(Recorded data)

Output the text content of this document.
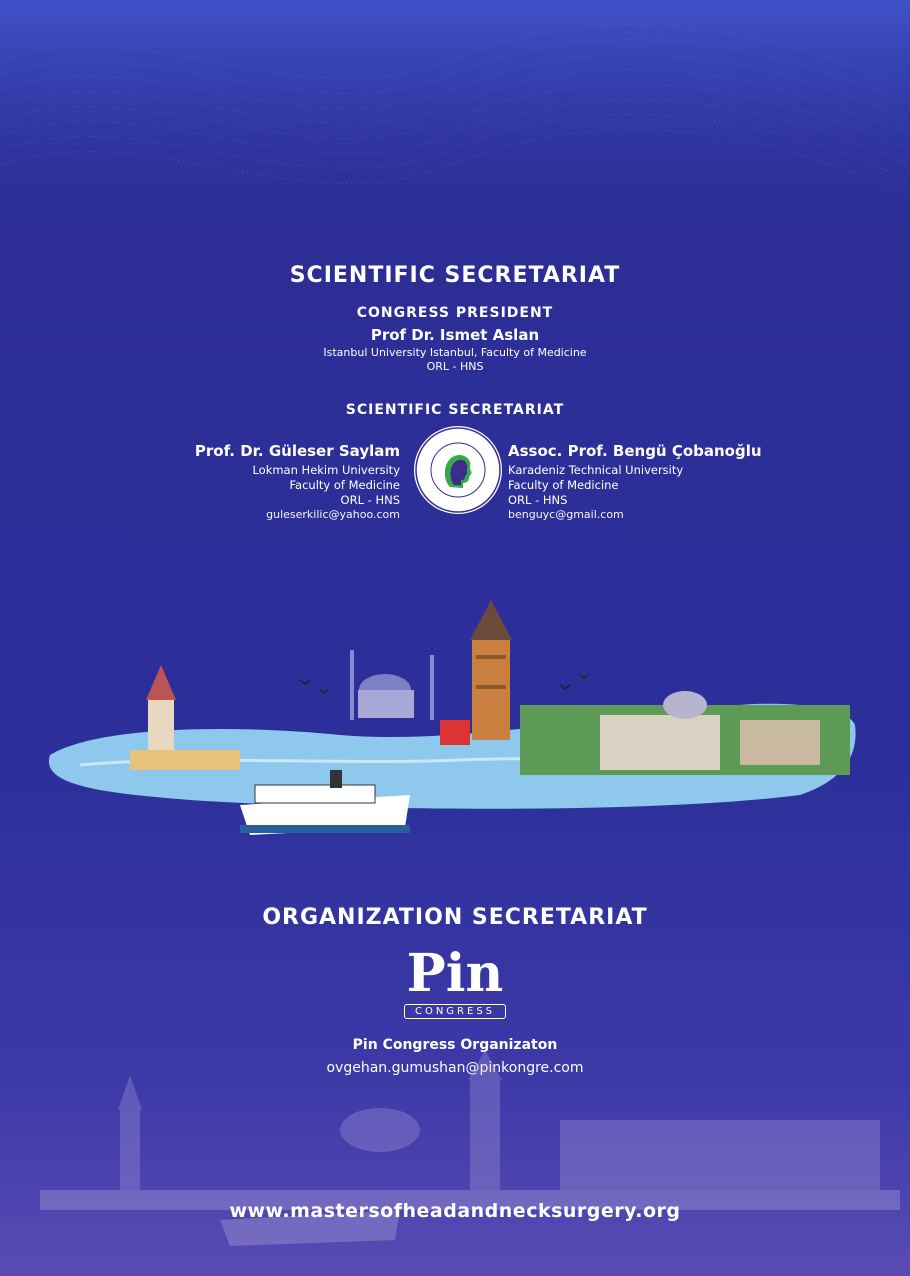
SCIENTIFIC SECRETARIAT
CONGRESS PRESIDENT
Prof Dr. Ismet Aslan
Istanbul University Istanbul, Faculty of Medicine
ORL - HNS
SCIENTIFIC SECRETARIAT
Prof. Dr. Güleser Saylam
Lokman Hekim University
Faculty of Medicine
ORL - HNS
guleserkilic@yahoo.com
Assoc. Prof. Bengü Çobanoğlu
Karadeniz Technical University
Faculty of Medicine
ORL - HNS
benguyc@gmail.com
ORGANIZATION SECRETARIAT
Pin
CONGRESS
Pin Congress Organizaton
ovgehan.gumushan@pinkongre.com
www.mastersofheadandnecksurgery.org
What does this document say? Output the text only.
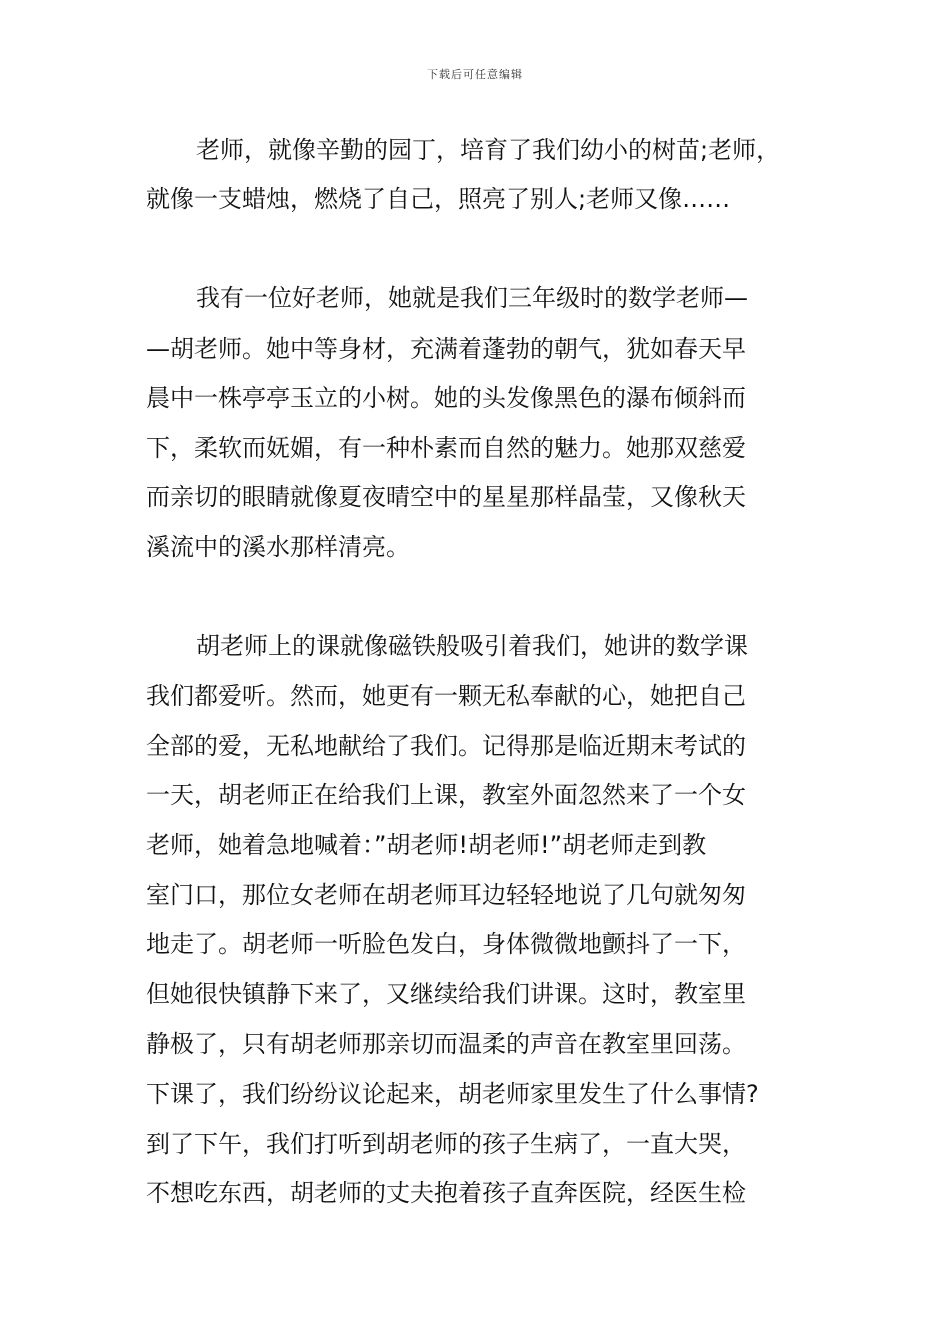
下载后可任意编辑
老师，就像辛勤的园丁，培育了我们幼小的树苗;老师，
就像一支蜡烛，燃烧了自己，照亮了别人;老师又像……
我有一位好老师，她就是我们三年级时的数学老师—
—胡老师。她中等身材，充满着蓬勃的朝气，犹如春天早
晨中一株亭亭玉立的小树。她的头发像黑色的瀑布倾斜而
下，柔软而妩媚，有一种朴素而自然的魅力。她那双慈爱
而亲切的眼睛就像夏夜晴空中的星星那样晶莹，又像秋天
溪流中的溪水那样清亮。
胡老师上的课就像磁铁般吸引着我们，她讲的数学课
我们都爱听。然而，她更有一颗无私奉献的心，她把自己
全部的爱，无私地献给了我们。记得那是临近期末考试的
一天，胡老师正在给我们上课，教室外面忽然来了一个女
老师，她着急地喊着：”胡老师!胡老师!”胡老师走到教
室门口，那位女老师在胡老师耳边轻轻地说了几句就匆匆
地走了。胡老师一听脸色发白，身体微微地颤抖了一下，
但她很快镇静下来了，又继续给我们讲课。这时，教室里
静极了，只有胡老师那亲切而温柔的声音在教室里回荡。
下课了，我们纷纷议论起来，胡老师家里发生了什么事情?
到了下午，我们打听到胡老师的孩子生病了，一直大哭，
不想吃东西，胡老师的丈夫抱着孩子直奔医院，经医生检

▸ **The exercise**: Where a line in the material above holds "University", copy that line.

▸ **Final result**:
Istanbul University Istanbul, Faculty of Medicine
Lokman Hekim University
Karadeniz Technical University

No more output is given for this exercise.